* [Directions for this task]: Below are some entries. Work out how many of their lines hold the word "angular", and write that number alone.

* [Data]:

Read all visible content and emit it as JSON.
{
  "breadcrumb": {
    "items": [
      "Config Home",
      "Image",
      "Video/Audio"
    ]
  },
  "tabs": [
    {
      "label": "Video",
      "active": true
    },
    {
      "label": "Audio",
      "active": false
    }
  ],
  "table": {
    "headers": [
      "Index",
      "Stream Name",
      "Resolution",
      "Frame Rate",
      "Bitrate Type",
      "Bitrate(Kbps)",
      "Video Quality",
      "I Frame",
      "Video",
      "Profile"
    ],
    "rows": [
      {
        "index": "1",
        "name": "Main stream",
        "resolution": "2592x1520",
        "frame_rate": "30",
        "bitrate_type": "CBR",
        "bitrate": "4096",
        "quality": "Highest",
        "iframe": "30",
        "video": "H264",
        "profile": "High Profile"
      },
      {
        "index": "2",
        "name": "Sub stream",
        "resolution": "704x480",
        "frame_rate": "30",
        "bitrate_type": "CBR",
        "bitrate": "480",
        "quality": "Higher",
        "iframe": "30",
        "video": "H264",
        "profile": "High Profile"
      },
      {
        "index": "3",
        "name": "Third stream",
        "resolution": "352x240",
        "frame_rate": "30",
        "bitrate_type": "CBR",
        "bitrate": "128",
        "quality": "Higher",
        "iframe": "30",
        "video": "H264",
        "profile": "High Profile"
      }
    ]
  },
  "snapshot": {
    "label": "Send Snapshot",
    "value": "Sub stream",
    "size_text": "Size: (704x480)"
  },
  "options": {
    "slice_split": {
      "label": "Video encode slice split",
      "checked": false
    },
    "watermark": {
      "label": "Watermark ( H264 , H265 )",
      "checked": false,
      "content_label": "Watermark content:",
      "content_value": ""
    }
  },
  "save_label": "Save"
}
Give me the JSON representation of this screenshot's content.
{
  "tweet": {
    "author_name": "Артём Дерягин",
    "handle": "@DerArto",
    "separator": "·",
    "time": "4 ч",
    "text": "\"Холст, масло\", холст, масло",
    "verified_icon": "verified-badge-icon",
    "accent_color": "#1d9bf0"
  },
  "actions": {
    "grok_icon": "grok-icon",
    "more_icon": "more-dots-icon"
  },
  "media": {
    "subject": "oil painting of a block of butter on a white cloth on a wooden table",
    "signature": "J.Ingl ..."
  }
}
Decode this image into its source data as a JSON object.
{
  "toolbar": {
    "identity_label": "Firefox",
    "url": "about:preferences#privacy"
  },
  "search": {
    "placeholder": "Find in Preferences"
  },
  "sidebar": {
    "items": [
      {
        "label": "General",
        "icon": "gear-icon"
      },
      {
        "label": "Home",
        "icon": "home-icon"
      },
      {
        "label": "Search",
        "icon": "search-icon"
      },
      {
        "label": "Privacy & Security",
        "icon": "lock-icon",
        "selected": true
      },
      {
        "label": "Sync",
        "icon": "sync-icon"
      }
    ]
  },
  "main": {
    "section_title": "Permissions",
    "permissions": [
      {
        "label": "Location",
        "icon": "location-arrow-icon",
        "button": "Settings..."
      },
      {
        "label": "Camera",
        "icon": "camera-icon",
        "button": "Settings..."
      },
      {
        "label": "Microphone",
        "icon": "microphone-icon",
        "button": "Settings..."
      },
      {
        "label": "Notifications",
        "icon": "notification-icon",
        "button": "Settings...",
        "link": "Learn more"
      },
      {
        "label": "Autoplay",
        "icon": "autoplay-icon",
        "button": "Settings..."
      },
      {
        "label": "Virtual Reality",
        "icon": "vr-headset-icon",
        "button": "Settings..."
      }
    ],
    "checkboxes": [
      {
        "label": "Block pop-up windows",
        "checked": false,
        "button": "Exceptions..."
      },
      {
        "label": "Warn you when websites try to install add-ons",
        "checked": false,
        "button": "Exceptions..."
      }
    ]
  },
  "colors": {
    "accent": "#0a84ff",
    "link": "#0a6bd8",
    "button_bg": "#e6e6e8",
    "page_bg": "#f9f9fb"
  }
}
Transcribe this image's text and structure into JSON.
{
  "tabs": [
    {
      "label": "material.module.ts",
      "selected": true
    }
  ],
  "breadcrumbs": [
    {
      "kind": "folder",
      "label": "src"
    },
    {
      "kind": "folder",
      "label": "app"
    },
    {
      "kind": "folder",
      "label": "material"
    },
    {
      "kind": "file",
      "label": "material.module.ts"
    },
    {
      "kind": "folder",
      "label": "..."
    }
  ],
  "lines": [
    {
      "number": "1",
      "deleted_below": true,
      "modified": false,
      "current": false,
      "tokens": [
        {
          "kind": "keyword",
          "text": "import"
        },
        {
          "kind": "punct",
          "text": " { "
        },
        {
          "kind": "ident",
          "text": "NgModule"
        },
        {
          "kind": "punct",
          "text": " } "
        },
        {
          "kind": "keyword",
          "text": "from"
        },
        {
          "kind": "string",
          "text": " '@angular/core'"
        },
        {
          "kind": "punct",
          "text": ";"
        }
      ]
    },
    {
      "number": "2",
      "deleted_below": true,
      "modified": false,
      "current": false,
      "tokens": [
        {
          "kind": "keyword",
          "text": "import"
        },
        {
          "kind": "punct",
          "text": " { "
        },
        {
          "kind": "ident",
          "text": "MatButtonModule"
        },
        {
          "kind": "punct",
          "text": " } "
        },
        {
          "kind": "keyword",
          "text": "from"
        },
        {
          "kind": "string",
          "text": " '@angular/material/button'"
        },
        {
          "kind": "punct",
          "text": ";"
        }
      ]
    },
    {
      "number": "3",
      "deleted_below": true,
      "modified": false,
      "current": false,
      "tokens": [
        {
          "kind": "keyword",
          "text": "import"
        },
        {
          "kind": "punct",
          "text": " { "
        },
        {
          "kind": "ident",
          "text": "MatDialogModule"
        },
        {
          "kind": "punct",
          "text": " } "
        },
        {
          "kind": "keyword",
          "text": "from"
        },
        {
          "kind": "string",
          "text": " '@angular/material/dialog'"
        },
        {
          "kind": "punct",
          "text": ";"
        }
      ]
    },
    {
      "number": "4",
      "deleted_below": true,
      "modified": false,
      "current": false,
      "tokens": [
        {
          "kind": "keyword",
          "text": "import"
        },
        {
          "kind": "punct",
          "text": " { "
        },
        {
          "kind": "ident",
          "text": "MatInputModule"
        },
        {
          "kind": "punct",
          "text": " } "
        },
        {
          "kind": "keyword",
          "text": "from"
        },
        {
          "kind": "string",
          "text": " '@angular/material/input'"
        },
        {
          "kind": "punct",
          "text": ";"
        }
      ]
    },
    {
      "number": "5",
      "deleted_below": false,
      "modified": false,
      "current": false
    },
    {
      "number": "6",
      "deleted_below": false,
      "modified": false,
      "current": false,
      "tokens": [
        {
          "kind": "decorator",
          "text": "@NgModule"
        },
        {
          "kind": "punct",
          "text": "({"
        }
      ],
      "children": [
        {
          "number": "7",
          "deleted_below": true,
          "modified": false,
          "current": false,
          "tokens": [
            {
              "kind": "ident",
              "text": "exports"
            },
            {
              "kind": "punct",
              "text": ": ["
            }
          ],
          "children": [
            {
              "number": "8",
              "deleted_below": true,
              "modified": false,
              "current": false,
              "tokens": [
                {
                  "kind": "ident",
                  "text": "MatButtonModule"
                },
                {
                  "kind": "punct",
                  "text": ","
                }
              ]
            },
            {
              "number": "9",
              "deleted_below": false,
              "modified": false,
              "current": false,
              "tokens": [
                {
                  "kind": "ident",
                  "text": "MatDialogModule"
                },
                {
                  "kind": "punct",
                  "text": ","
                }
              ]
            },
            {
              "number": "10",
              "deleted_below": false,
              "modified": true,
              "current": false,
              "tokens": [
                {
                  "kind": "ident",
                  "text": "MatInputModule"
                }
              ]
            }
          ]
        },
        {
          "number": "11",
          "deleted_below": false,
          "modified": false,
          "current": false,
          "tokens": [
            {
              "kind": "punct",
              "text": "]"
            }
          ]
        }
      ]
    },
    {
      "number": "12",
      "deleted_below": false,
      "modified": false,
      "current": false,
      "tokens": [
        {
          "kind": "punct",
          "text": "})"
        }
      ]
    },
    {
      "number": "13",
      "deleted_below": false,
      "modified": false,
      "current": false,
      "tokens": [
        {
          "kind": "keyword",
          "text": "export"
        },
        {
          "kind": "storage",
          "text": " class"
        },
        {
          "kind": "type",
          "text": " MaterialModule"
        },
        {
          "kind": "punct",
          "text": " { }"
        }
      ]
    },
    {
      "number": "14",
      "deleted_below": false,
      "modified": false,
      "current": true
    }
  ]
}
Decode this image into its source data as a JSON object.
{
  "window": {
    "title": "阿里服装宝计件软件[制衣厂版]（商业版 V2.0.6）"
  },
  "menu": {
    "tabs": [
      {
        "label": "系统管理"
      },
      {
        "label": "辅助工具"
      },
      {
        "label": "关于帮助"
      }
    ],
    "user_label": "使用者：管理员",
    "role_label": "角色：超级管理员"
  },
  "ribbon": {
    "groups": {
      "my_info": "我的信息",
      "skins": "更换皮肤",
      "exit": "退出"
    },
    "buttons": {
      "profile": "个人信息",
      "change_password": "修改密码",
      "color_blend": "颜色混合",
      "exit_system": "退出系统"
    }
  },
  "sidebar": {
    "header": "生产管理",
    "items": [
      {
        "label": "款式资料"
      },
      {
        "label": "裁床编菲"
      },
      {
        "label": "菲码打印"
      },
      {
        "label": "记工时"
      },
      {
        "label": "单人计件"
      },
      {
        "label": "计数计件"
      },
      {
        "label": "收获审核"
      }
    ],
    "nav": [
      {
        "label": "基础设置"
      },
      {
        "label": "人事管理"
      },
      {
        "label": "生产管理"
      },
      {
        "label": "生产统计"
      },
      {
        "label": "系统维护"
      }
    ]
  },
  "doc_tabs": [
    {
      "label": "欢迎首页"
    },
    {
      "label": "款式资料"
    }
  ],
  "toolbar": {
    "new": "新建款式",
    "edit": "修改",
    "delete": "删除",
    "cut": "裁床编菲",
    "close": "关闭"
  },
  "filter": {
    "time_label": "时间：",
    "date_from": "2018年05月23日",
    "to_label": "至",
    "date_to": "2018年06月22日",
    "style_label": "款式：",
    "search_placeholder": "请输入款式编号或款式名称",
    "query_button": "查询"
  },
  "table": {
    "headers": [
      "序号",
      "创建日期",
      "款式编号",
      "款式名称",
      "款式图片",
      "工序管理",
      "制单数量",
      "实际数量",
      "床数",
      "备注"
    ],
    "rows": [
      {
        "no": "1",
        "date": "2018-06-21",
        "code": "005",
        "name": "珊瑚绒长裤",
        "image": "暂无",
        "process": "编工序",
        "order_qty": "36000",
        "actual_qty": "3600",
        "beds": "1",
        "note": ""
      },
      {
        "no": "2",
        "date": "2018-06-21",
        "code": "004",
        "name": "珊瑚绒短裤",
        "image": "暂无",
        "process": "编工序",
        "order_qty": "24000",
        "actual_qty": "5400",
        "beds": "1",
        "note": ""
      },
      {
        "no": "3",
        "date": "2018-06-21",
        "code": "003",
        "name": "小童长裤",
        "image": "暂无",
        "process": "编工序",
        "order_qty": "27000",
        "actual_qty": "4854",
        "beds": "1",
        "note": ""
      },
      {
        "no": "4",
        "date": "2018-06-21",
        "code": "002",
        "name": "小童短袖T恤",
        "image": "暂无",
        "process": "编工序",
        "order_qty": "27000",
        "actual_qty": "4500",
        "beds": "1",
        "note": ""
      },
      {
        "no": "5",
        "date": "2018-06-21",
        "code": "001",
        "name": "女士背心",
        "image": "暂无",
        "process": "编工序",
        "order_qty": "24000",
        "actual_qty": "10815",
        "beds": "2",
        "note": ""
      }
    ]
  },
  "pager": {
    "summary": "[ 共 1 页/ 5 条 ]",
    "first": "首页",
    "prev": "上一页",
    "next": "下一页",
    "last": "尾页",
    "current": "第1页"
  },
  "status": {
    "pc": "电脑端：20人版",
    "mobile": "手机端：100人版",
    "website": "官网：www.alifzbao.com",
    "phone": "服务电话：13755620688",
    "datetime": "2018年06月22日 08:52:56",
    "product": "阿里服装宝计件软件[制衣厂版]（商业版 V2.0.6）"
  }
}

* [Task output]: 4